(Given task): Comb the records below for the string "sean" and copy each line where it turns up.

(Dataset records):

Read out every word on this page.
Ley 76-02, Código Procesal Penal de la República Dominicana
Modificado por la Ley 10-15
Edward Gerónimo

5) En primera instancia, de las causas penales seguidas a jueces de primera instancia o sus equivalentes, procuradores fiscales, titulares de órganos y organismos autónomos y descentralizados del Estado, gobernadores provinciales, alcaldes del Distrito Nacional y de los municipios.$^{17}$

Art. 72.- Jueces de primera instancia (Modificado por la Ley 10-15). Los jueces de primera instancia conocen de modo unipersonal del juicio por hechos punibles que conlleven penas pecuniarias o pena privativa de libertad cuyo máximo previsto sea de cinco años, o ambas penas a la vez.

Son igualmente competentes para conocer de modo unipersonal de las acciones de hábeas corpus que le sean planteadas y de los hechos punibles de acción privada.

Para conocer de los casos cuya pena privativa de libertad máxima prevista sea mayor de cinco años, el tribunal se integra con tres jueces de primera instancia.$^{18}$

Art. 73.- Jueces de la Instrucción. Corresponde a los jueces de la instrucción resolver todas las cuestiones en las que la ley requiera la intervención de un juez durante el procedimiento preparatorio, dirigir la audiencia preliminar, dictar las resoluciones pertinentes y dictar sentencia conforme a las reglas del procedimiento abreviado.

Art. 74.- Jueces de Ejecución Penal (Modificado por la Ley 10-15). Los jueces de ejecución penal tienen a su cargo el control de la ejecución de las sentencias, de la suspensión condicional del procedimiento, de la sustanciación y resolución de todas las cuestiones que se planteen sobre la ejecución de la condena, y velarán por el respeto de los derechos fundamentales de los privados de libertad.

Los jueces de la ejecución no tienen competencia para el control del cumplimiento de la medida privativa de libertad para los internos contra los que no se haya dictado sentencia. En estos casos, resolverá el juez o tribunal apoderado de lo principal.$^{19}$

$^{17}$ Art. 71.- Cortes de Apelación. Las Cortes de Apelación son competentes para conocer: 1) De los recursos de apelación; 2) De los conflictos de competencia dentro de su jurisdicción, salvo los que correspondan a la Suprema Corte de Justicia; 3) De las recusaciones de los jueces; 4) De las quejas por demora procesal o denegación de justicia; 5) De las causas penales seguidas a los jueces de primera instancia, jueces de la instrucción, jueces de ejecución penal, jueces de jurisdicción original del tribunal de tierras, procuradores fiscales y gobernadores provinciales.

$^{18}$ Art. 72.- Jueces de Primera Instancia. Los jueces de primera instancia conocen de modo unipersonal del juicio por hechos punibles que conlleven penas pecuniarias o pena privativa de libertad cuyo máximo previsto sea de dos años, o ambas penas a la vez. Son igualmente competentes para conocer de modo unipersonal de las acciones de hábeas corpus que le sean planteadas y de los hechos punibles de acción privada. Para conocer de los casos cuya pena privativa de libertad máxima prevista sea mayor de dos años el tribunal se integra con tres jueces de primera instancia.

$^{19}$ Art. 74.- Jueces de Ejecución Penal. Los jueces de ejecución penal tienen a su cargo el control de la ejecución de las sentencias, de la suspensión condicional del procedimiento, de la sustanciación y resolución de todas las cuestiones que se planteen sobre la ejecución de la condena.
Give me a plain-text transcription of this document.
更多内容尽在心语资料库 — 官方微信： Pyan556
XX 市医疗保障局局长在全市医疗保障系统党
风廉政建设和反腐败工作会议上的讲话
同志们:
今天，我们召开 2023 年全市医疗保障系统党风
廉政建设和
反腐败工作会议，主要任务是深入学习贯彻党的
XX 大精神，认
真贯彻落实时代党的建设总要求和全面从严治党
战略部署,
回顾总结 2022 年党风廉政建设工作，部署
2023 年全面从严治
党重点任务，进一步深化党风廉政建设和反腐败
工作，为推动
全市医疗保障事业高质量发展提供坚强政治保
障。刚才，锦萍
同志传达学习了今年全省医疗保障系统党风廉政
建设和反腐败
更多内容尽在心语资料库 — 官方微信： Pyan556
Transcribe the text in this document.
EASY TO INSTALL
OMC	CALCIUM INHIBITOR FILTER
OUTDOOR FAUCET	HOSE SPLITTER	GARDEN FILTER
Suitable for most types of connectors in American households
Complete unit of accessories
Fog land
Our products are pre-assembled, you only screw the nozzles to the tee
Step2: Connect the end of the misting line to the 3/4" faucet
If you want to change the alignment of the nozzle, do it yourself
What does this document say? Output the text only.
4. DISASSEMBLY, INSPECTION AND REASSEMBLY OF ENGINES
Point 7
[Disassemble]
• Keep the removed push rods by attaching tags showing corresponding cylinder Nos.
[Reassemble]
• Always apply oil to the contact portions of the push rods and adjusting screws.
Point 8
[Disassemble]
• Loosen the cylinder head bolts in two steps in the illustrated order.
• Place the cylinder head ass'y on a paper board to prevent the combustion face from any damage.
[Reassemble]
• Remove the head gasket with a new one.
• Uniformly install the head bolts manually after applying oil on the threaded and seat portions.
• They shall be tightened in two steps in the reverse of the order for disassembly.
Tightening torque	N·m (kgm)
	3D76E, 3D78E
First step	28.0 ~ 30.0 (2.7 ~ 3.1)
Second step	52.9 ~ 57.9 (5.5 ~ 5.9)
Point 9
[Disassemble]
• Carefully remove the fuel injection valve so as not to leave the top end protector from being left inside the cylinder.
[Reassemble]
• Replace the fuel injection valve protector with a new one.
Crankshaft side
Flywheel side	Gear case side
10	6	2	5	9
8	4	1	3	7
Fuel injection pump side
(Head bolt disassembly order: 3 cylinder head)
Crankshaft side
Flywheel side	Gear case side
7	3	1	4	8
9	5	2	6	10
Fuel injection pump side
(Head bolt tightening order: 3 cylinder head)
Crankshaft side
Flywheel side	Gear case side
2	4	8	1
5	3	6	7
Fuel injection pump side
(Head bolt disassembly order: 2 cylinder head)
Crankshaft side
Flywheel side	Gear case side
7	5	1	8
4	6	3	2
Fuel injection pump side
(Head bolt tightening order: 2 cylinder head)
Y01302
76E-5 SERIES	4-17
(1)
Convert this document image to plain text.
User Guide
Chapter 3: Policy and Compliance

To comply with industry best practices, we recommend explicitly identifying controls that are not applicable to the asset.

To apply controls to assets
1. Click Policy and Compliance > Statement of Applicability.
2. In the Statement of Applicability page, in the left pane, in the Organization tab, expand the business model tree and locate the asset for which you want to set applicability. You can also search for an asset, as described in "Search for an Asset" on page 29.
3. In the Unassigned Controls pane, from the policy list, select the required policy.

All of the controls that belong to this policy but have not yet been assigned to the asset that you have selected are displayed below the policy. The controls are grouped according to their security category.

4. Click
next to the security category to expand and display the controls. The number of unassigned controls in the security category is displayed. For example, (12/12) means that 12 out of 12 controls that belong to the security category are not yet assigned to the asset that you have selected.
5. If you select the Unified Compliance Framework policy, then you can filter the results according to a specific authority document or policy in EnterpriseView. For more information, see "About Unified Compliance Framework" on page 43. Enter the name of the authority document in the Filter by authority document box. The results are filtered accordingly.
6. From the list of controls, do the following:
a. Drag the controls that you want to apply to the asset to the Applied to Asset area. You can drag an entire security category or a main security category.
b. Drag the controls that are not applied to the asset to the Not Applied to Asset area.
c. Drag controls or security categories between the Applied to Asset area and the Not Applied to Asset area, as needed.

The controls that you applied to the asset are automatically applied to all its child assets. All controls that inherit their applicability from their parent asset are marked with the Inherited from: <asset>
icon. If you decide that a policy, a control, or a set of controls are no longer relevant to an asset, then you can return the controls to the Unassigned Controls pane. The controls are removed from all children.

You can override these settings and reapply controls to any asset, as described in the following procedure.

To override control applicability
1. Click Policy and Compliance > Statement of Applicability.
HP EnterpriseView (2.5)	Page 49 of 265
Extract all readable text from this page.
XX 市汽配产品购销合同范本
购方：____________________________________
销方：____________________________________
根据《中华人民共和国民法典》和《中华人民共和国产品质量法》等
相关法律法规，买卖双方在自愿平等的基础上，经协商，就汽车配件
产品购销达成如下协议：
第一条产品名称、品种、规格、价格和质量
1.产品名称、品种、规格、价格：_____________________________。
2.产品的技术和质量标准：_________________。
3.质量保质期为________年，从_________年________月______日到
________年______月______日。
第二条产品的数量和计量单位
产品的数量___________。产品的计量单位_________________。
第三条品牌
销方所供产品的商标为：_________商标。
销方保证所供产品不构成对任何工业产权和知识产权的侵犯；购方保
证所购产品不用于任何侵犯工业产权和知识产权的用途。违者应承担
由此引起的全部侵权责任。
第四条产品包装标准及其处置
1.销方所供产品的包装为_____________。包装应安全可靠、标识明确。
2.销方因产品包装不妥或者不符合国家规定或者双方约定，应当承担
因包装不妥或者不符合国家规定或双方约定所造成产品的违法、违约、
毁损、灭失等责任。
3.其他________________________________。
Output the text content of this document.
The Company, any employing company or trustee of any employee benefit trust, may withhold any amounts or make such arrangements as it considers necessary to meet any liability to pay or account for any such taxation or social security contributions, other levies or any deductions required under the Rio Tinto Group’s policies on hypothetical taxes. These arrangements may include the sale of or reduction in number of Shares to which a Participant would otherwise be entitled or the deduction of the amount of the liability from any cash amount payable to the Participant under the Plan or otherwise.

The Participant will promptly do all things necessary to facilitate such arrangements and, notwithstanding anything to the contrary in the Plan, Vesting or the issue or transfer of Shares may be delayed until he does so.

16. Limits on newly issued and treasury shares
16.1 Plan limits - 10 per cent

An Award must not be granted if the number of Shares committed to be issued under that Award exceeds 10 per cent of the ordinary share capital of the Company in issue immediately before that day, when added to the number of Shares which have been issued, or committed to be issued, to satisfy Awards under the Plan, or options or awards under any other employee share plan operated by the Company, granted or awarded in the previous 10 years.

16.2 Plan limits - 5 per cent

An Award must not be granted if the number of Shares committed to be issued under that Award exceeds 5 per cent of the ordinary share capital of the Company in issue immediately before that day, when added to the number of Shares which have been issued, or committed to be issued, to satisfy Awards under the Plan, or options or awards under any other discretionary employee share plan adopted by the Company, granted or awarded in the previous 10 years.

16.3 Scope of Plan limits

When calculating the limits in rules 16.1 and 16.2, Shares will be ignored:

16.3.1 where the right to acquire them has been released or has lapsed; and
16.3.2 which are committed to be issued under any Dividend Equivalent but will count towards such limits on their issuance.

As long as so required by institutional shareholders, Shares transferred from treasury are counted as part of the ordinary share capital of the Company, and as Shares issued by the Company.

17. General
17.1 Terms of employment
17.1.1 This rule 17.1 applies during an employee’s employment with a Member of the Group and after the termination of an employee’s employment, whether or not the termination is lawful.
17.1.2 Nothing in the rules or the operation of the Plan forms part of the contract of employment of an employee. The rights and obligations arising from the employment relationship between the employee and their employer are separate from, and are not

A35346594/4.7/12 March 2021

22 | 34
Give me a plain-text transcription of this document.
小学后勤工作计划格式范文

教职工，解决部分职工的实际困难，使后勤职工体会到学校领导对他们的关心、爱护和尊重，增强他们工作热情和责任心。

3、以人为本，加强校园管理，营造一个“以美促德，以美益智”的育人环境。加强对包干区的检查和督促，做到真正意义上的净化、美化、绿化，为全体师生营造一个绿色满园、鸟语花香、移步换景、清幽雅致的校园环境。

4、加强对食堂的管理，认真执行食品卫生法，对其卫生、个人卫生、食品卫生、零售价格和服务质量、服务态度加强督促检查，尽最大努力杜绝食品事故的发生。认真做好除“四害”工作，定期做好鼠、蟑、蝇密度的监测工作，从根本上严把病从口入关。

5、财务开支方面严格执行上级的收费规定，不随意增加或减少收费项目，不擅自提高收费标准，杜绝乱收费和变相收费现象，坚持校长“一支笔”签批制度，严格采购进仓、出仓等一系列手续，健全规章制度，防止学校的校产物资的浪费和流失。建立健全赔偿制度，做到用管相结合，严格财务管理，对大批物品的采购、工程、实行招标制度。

(Answer to this task):
Son igualmente competentes para conocer de modo unipersonal de las acciones de hábeas corpus que le sean planteadas y de los hechos punibles de acción privada.
$^{18}$ Art. 72.- Jueces de Primera Instancia. Los jueces de primera instancia conocen de modo unipersonal del juicio por hechos punibles que conlleven penas pecuniarias o pena privativa de libertad cuyo máximo previsto sea de dos años, o ambas penas a la vez. Son igualmente competentes para conocer de modo unipersonal de las acciones de hábeas corpus que le sean planteadas y de los hechos punibles de acción privada. Para conocer de los casos cuya pena privativa de libertad máxima prevista sea mayor de dos años el tribunal se integra con tres jueces de primera instancia.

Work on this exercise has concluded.